EXTRACTED ENTRIES ->
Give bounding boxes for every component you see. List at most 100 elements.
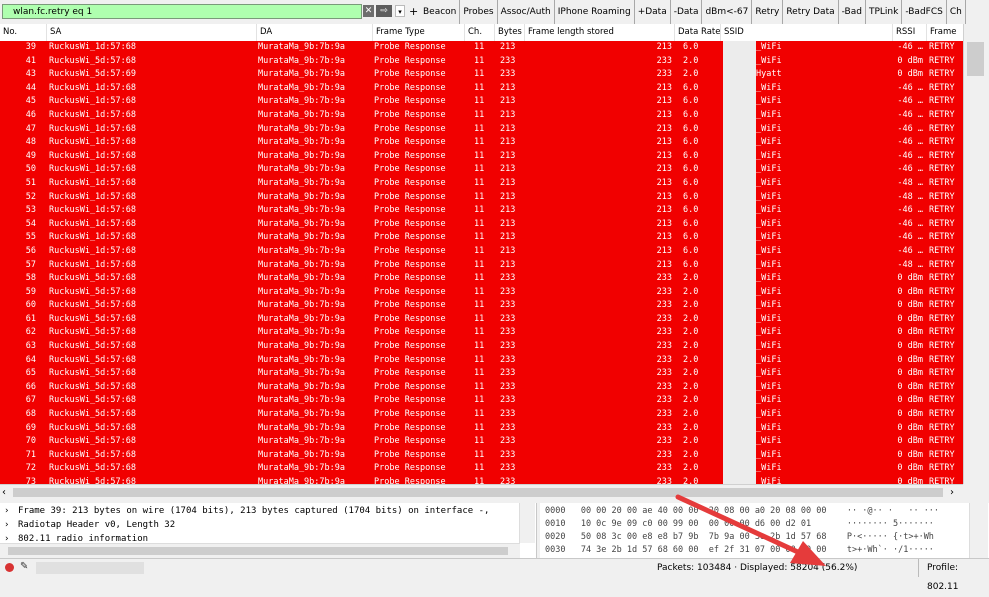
edit-comment-icon[interactable]: ✎ <box>20 561 28 572</box>
column-header-ssid[interactable]: SSID <box>720 24 892 41</box>
packet-list-horizontal-scrollbar[interactable]: ‹ › <box>0 484 963 500</box>
table-row[interactable]: 46 RuckusWi_1d:57:68 MurataMa_9b:7b:9a Prob… <box>0 109 963 123</box>
detail-line-radio-info[interactable]: 802.11 radio information <box>18 534 148 543</box>
filter-button-dbm[interactable]: dBm<-67 <box>702 0 753 24</box>
table-row[interactable]: 55 RuckusWi_1d:57:68 MurataMa_9b:7b:9a Prob… <box>0 231 963 245</box>
cell-frame-flag: RETRY <box>929 205 955 216</box>
detail-line-radiotap[interactable]: Radiotap Header v0, Length 32 <box>18 520 175 530</box>
column-header-sa[interactable]: SA <box>46 24 256 41</box>
column-header-channel[interactable]: Ch. <box>464 24 494 41</box>
table-row[interactable]: 54 RuckusWi_1d:57:68 MurataMa_9b:7b:9a Prob… <box>0 218 963 232</box>
packet-list-vertical-scrollbar[interactable] <box>963 24 989 484</box>
column-header-frame-length[interactable]: Frame length stored <box>524 24 674 41</box>
cell-source-address: RuckusWi_5d:57:68 <box>49 341 136 352</box>
apply-filter-icon[interactable]: ⇨ <box>376 5 392 17</box>
column-header-rssi[interactable]: RSSI <box>892 24 926 41</box>
table-row[interactable]: 65 RuckusWi_5d:57:68 MurataMa_9b:7b:9a Prob… <box>0 367 963 381</box>
table-row[interactable]: 69 RuckusWi_5d:57:68 MurataMa_9b:7b:9a Prob… <box>0 422 963 436</box>
display-filter-input[interactable]: wlan.fc.retry eq 1 <box>2 4 362 19</box>
cell-rssi: 0 dBm <box>897 273 923 284</box>
cell-destination-address: MurataMa_9b:7b:9a <box>258 150 345 161</box>
scrollbar-thumb[interactable] <box>8 547 508 555</box>
column-header-frame[interactable]: Frame <box>926 24 963 41</box>
details-horizontal-scrollbar[interactable] <box>0 543 520 558</box>
cell-ssid: _WiFi <box>756 381 782 392</box>
table-row[interactable]: 67 RuckusWi_5d:57:68 MurataMa_9b:7b:9a Prob… <box>0 394 963 408</box>
table-row[interactable]: 62 RuckusWi_5d:57:68 MurataMa_9b:7b:9a Prob… <box>0 326 963 340</box>
add-filter-button[interactable]: + <box>409 4 418 19</box>
table-row[interactable]: 60 RuckusWi_5d:57:68 MurataMa_9b:7b:9a Prob… <box>0 299 963 313</box>
filter-history-dropdown-icon[interactable]: ▾ <box>395 5 405 17</box>
table-row[interactable]: 52 RuckusWi_1d:57:68 MurataMa_9b:7b:9a Prob… <box>0 191 963 205</box>
cell-channel: 11 <box>474 477 485 484</box>
table-row[interactable]: 59 RuckusWi_5d:57:68 MurataMa_9b:7b:9a Prob… <box>0 286 963 300</box>
detail-line-frame[interactable]: Frame 39: 213 bytes on wire (1704 bits),… <box>18 506 489 516</box>
table-row[interactable]: 68 RuckusWi_5d:57:68 MurataMa_9b:7b:9a Prob… <box>0 408 963 422</box>
table-row[interactable]: 70 RuckusWi_5d:57:68 MurataMa_9b:7b:9a Prob… <box>0 435 963 449</box>
table-row[interactable]: 72 RuckusWi_5d:57:68 MurataMa_9b:7b:9a Prob… <box>0 462 963 476</box>
table-row[interactable]: 63 RuckusWi_5d:57:68 MurataMa_9b:7b:9a Prob… <box>0 340 963 354</box>
table-row[interactable]: 58 RuckusWi_5d:57:68 MurataMa_9b:7b:9a Prob… <box>0 272 963 286</box>
column-header-bytes[interactable]: Bytes <box>494 24 524 41</box>
profile-status[interactable]: Profile: 802.11 <box>918 559 989 592</box>
table-row[interactable]: 39 RuckusWi_1d:57:68 MurataMa_9b:7b:9a Prob… <box>0 41 963 55</box>
table-row[interactable]: 44 RuckusWi_1d:57:68 MurataMa_9b:7b:9a Prob… <box>0 82 963 96</box>
column-header-da[interactable]: DA <box>256 24 372 41</box>
cell-source-address: RuckusWi_5d:57:68 <box>49 354 136 365</box>
scrollbar-thumb[interactable] <box>13 488 943 497</box>
clear-filter-icon[interactable]: ✕ <box>363 5 374 17</box>
details-vertical-scrollbar[interactable] <box>519 503 535 543</box>
table-row[interactable]: 56 RuckusWi_1d:57:68 MurataMa_9b:7b:9a Prob… <box>0 245 963 259</box>
cell-data-rate: 6.0 <box>683 218 699 229</box>
table-row[interactable]: 47 RuckusWi_1d:57:68 MurataMa_9b:7b:9a Prob… <box>0 123 963 137</box>
cell-ssid: _WiFi <box>756 218 782 229</box>
filter-button-retry-data[interactable]: Retry Data <box>783 0 839 24</box>
table-row[interactable]: 50 RuckusWi_1d:57:68 MurataMa_9b:7b:9a Prob… <box>0 163 963 177</box>
filter-button-minus-data[interactable]: -Data <box>671 0 703 24</box>
column-header-data-rate[interactable]: Data Rate <box>674 24 720 41</box>
filter-button-probes[interactable]: Probes <box>460 0 498 24</box>
filter-button-retry[interactable]: Retry <box>752 0 784 24</box>
table-row[interactable]: 51 RuckusWi_1d:57:68 MurataMa_9b:7b:9a Prob… <box>0 177 963 191</box>
cell-bytes: 213 <box>500 245 516 256</box>
cell-data-rate: 6.0 <box>683 232 699 243</box>
table-row[interactable]: 73 RuckusWi_5d:57:68 MurataMa_9b:7b:9a Prob… <box>0 476 963 484</box>
cell-bytes: 233 <box>500 69 516 80</box>
bytes-vertical-scrollbar[interactable] <box>969 503 988 558</box>
filter-button-bad[interactable]: -Bad <box>839 0 866 24</box>
filter-button-badfcs[interactable]: -BadFCS <box>902 0 947 24</box>
cell-frame-length: 213 <box>656 109 672 120</box>
filter-button-tplink[interactable]: TPLink <box>866 0 903 24</box>
cell-source-address: RuckusWi_5d:57:68 <box>49 449 136 460</box>
filter-button-ch[interactable]: Ch <box>947 0 966 24</box>
scrollbar-thumb[interactable] <box>967 42 984 76</box>
capture-status-icon[interactable] <box>5 563 14 572</box>
table-row[interactable]: 64 RuckusWi_5d:57:68 MurataMa_9b:7b:9a Prob… <box>0 354 963 368</box>
cell-source-address: RuckusWi_5d:57:68 <box>49 313 136 324</box>
filter-button-iphone-roaming[interactable]: IPhone Roaming <box>555 0 635 24</box>
table-row[interactable]: 57 RuckusWi_1d:57:68 MurataMa_9b:7b:9a Prob… <box>0 259 963 273</box>
cell-frame-flag: RETRY <box>929 164 955 175</box>
filter-button-plus-data[interactable]: +Data <box>635 0 671 24</box>
column-header-frame-type[interactable]: Frame Type <box>372 24 464 41</box>
expand-arrow-icon[interactable]: › <box>5 506 9 516</box>
table-row[interactable]: 71 RuckusWi_5d:57:68 MurataMa_9b:7b:9a Prob… <box>0 449 963 463</box>
cell-bytes: 233 <box>500 55 516 66</box>
table-row[interactable]: 45 RuckusWi_1d:57:68 MurataMa_9b:7b:9a Prob… <box>0 95 963 109</box>
table-row[interactable]: 41 RuckusWi_5d:57:68 MurataMa_9b:7b:9a Prob… <box>0 55 963 69</box>
cell-destination-address: MurataMa_9b:7b:9a <box>258 177 345 188</box>
redacted-status-text <box>36 562 144 574</box>
filter-button-assoc-auth[interactable]: Assoc/Auth <box>498 0 555 24</box>
table-row[interactable]: 48 RuckusWi_1d:57:68 MurataMa_9b:7b:9a Prob… <box>0 136 963 150</box>
filter-button-beacon[interactable]: Beacon <box>420 0 461 24</box>
table-row[interactable]: 66 RuckusWi_5d:57:68 MurataMa_9b:7b:9a Prob… <box>0 381 963 395</box>
table-row[interactable]: 53 RuckusWi_1d:57:68 MurataMa_9b:7b:9a Prob… <box>0 204 963 218</box>
scroll-left-icon[interactable]: ‹ <box>2 485 6 500</box>
cell-bytes: 213 <box>500 42 516 52</box>
table-row[interactable]: 43 RuckusWi_5d:57:69 MurataMa_9b:7b:9a Prob… <box>0 68 963 82</box>
scroll-right-icon[interactable]: › <box>950 485 954 500</box>
column-header-no[interactable]: No. <box>0 24 46 41</box>
table-row[interactable]: 61 RuckusWi_5d:57:68 MurataMa_9b:7b:9a Prob… <box>0 313 963 327</box>
expand-arrow-icon[interactable]: › <box>5 520 9 530</box>
table-row[interactable]: 49 RuckusWi_1d:57:68 MurataMa_9b:7b:9a Prob… <box>0 150 963 164</box>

WHAT THIS TASK INVOLVES ->
Render the lines from the line containing "edit-comment-icon[interactable]: ✎ <box>20" to the line containing "table-row[interactable]: 46 RuckusWi_1d:57:68", both included, as a Markdown table with the columns Line No. and Entry, numbering each line and leaving out any blank lines.

FULL SOLUTION ->
| Line No. | Entry |
|---|---|
| 1 | edit-comment-icon[interactable]: ✎ <box>20 561 28 572</box> |
| 2 | column-header-ssid[interactable]: SSID <box>720 24 892 41</box> |
| 3 | packet-list-horizontal-scrollbar[interactable]: ‹ › <box>0 484 963 500</box> |
| 4 | table-row[interactable]: 46 RuckusWi_1d:57:68 MurataMa_9b:7b:9a Prob… <box>0 109 963 123</box> |